→ **Dataset content**:
§ §
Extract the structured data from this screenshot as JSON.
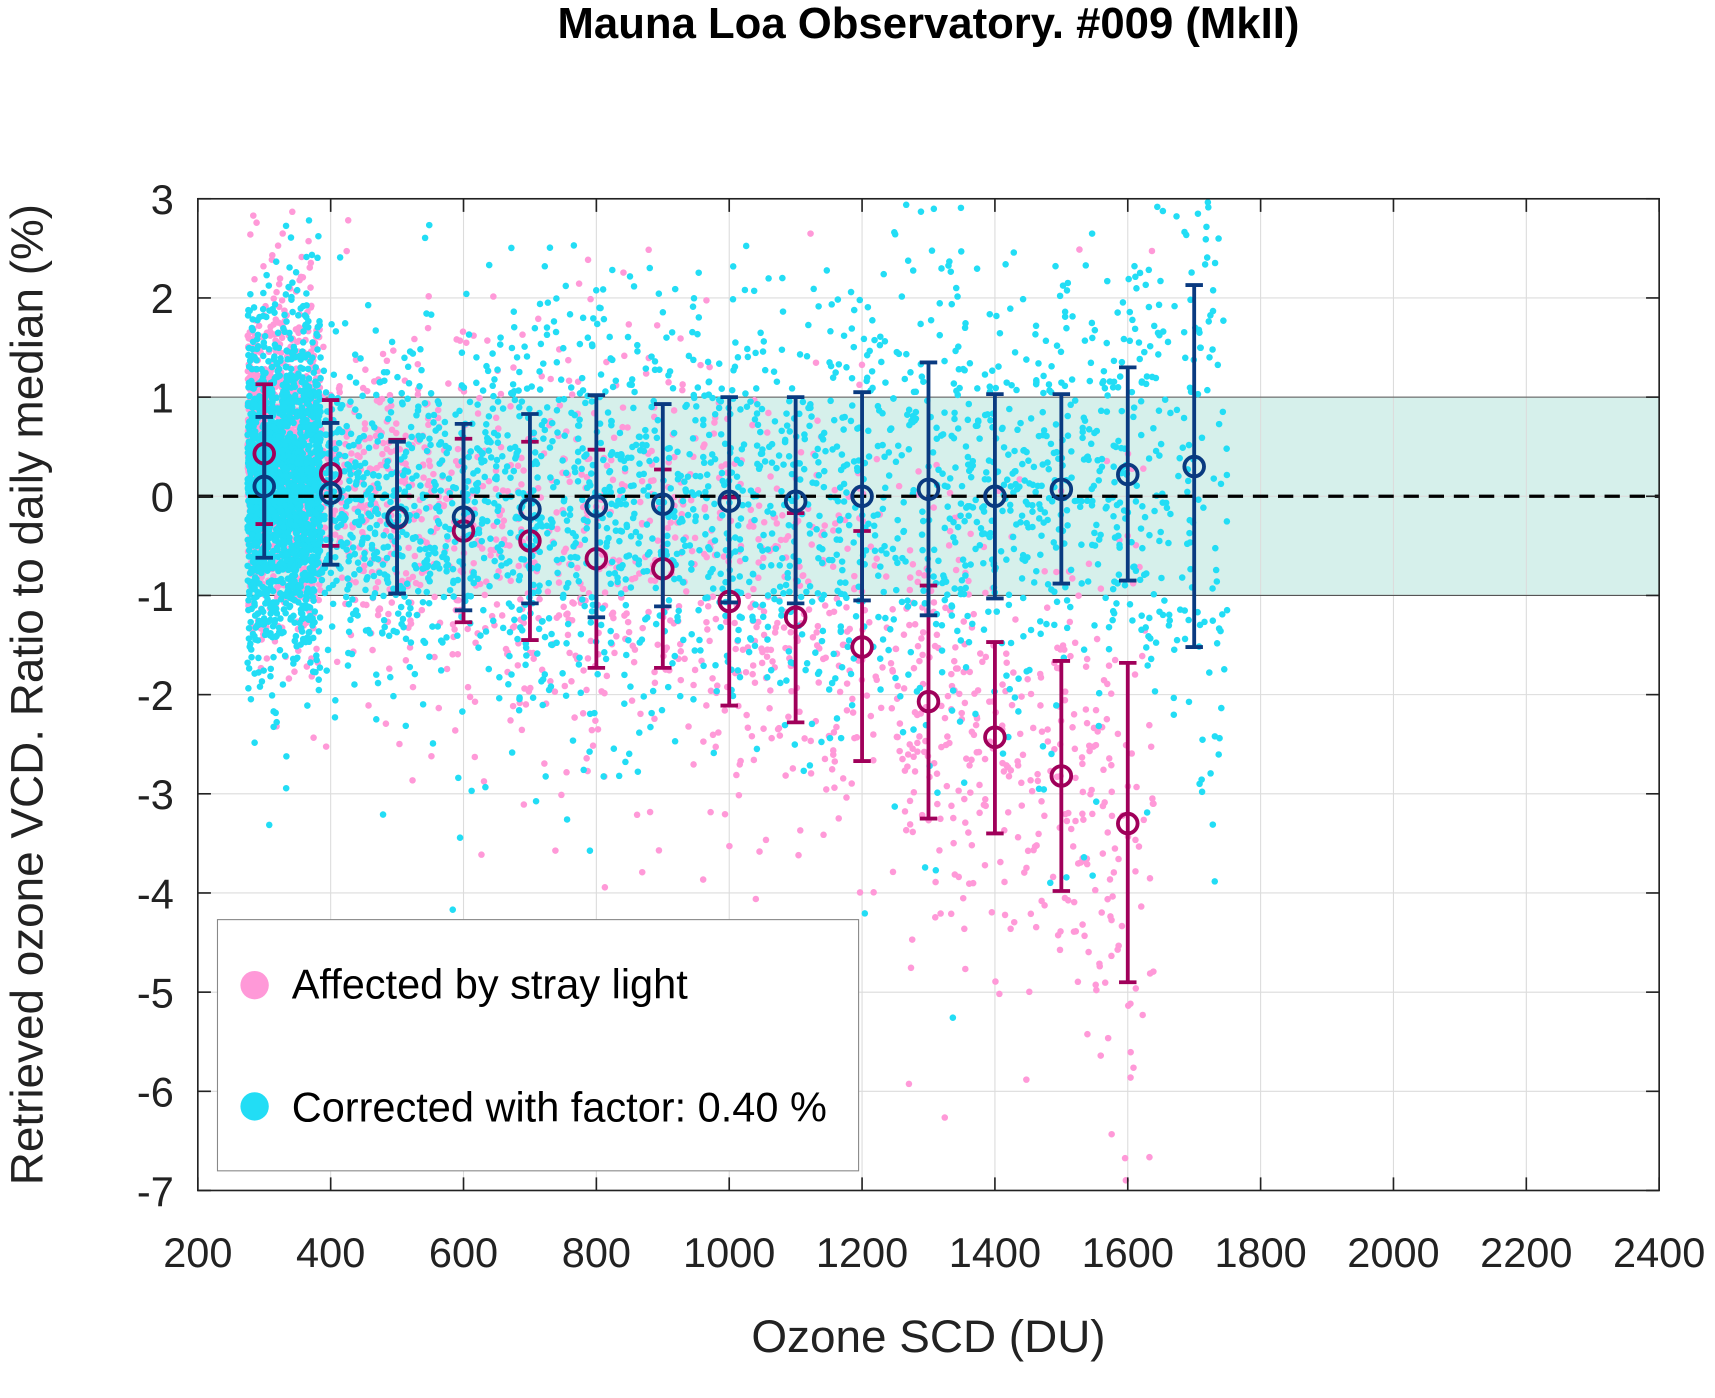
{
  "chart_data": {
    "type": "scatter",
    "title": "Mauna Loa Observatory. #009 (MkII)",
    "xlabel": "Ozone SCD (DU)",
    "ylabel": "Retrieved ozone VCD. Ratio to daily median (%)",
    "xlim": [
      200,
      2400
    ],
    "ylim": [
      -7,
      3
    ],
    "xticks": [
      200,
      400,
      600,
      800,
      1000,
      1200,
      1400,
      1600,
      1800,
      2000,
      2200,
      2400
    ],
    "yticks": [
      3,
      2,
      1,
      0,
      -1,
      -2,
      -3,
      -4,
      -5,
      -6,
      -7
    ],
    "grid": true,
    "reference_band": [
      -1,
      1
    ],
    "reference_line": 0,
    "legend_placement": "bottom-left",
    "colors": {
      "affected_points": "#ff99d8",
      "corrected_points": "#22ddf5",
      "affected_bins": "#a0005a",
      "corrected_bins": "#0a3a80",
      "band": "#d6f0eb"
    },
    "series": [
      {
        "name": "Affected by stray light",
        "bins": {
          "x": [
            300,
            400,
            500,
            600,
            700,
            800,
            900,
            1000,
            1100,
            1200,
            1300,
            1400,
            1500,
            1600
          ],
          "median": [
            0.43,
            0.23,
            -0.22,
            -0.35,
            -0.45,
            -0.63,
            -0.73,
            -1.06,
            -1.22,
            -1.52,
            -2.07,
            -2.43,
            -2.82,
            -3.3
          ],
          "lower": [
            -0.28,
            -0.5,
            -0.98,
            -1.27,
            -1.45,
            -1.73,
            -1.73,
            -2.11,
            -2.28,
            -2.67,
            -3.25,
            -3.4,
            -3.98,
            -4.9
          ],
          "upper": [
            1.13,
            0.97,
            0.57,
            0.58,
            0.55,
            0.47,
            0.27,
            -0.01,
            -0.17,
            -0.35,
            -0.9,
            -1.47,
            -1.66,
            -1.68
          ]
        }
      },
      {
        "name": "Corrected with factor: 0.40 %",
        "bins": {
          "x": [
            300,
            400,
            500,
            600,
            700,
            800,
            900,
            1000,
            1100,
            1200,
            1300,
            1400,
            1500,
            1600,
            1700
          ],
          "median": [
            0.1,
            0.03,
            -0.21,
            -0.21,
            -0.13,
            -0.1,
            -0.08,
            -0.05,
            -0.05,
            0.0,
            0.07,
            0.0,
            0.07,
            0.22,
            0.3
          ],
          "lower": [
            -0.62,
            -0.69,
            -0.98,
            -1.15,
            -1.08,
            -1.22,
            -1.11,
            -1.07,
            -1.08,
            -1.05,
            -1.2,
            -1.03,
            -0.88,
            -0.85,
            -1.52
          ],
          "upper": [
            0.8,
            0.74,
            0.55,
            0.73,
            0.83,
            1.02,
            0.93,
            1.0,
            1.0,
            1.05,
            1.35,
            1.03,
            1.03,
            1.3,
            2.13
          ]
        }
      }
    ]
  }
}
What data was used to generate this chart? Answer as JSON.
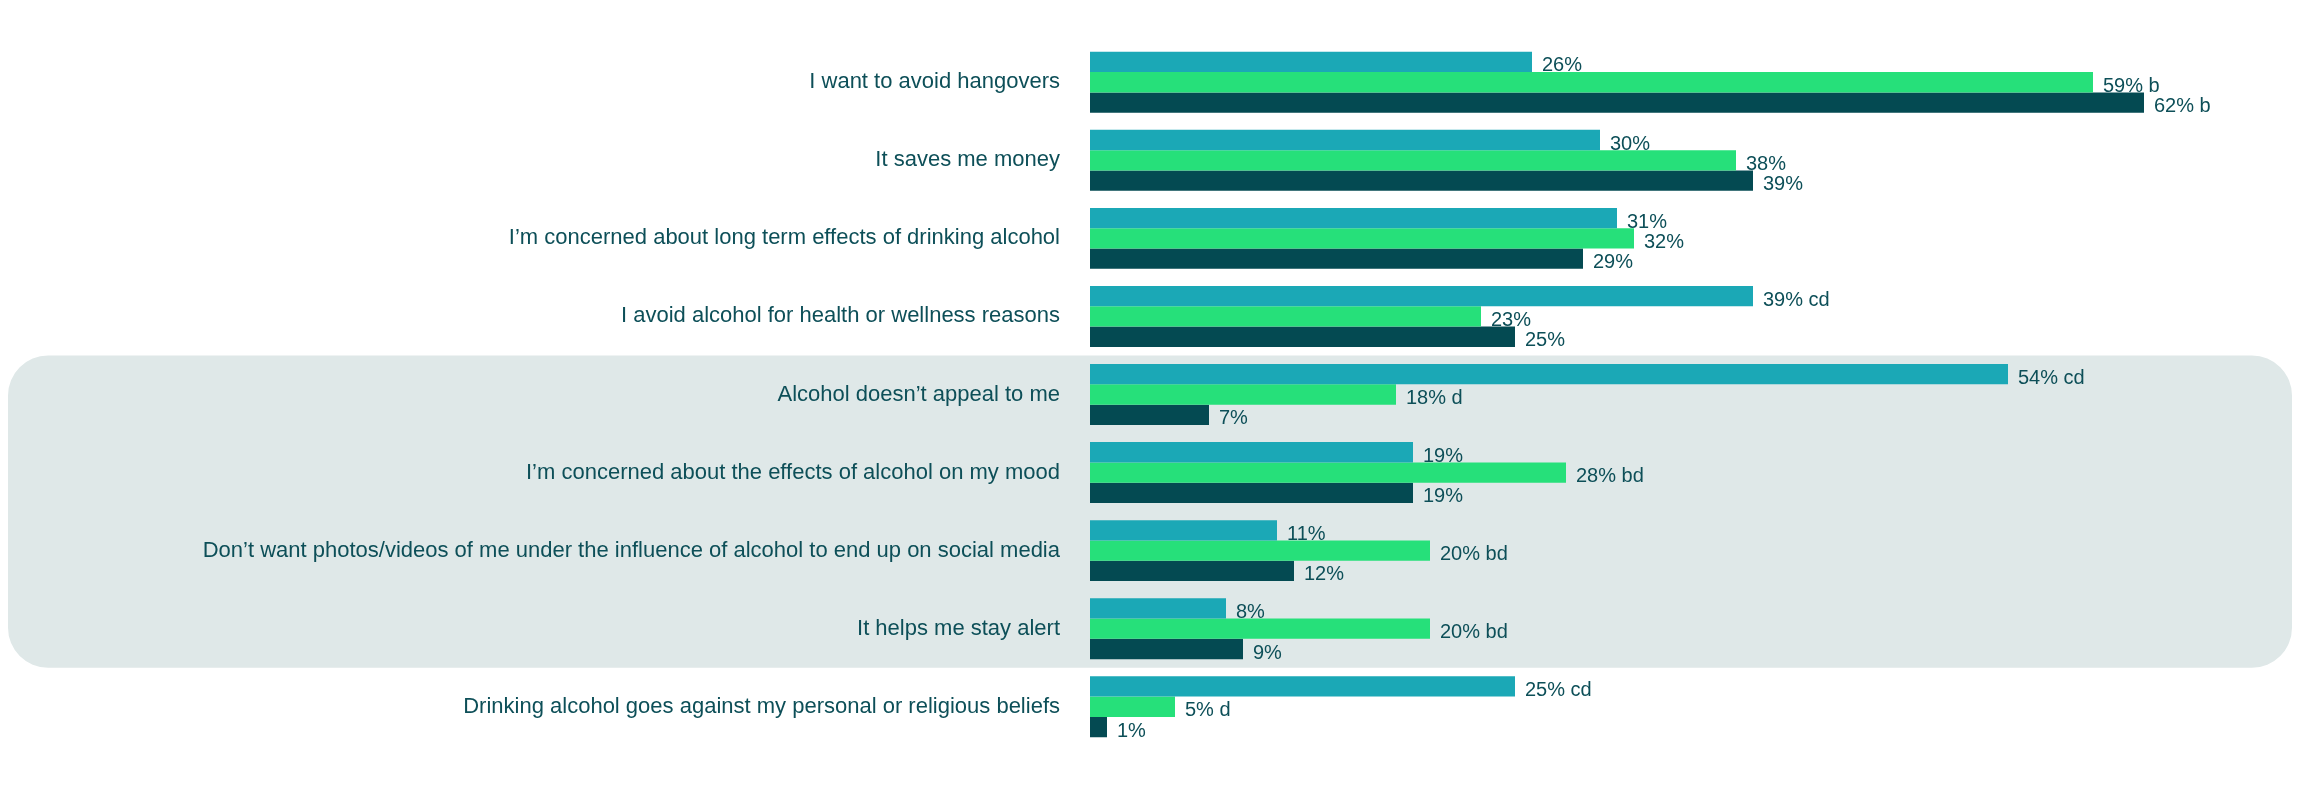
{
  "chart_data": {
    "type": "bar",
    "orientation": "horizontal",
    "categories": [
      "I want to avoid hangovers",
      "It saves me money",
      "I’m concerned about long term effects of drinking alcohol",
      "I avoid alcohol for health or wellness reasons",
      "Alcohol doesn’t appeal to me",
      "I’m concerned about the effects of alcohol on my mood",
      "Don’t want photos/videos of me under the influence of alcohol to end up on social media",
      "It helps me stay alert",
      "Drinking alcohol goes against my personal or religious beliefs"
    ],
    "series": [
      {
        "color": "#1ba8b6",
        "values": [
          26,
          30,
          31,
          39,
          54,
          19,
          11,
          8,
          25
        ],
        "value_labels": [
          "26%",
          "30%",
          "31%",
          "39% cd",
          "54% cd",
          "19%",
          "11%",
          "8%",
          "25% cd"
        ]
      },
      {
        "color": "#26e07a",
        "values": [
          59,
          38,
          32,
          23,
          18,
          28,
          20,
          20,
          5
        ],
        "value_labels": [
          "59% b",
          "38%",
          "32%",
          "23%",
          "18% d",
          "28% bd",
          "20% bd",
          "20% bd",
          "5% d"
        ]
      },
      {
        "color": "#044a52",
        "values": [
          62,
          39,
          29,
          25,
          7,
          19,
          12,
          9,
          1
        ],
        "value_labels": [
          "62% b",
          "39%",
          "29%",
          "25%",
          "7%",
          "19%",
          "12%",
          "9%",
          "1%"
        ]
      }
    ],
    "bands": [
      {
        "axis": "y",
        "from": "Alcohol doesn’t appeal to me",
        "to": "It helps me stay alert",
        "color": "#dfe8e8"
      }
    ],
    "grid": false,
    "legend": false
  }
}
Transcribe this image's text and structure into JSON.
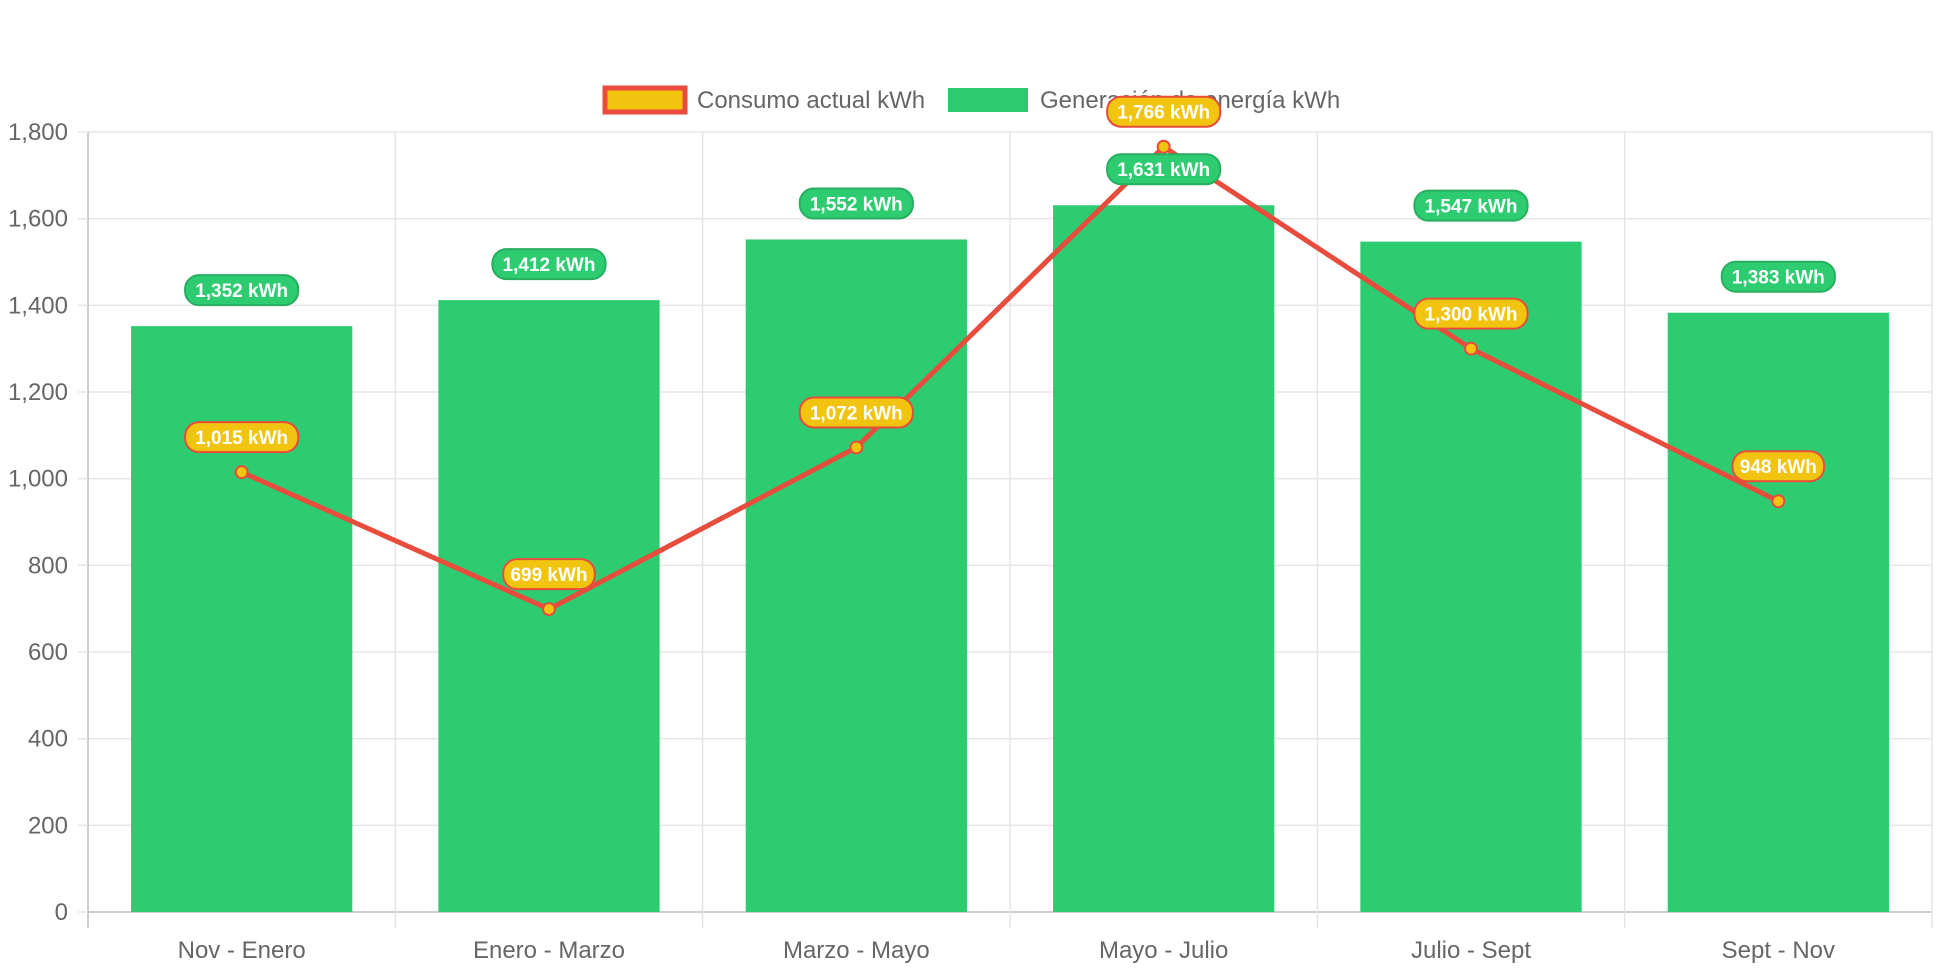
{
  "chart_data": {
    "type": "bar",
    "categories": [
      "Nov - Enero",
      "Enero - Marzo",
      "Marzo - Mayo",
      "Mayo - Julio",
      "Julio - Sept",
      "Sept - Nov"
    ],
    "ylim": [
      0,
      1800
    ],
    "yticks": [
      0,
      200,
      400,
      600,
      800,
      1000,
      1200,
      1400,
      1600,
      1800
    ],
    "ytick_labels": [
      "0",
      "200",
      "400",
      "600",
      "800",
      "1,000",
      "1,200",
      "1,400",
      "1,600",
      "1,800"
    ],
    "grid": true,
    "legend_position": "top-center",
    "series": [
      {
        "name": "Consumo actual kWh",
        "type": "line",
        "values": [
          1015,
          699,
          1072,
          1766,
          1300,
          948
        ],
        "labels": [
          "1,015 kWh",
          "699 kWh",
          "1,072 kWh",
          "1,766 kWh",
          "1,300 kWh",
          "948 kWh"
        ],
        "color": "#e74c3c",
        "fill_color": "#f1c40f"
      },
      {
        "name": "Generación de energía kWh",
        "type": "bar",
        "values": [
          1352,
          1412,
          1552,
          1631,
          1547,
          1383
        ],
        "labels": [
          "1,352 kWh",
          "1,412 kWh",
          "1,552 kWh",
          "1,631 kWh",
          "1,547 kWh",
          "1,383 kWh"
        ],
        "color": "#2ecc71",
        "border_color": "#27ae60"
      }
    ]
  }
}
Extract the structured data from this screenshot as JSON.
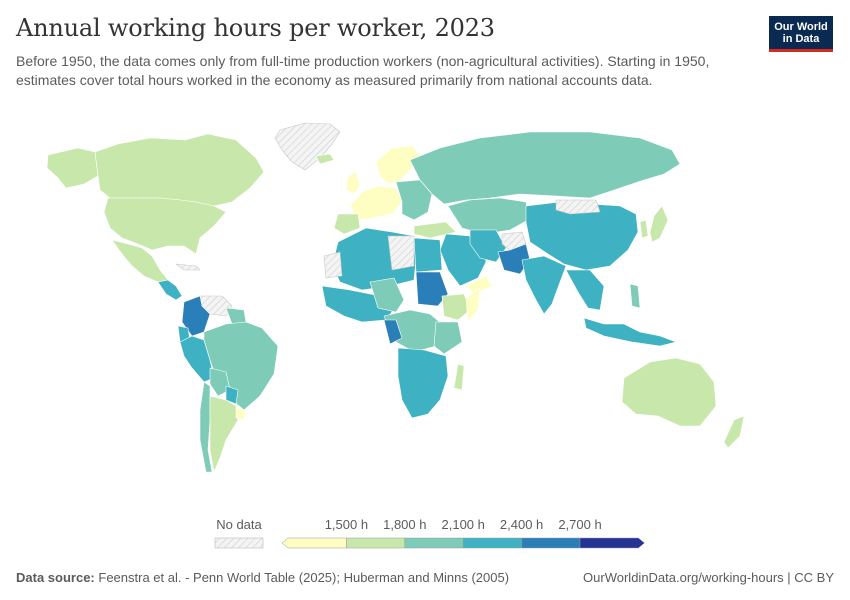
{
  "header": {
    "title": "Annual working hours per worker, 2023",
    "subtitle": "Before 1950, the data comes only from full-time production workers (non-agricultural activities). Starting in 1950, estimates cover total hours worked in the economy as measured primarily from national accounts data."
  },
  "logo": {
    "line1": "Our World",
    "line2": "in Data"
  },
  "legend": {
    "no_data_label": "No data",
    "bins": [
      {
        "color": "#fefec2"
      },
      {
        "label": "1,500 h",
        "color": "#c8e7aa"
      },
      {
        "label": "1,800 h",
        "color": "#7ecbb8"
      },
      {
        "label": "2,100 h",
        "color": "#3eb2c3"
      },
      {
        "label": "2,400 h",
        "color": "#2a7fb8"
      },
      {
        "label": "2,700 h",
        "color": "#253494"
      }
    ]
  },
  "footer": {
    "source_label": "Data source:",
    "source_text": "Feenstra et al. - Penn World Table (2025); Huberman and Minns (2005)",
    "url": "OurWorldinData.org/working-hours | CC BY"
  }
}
§ §
→ **Task statement**: How many of the lines above include the string "hours"? Answer with the number only.

→ **Final answer**: 3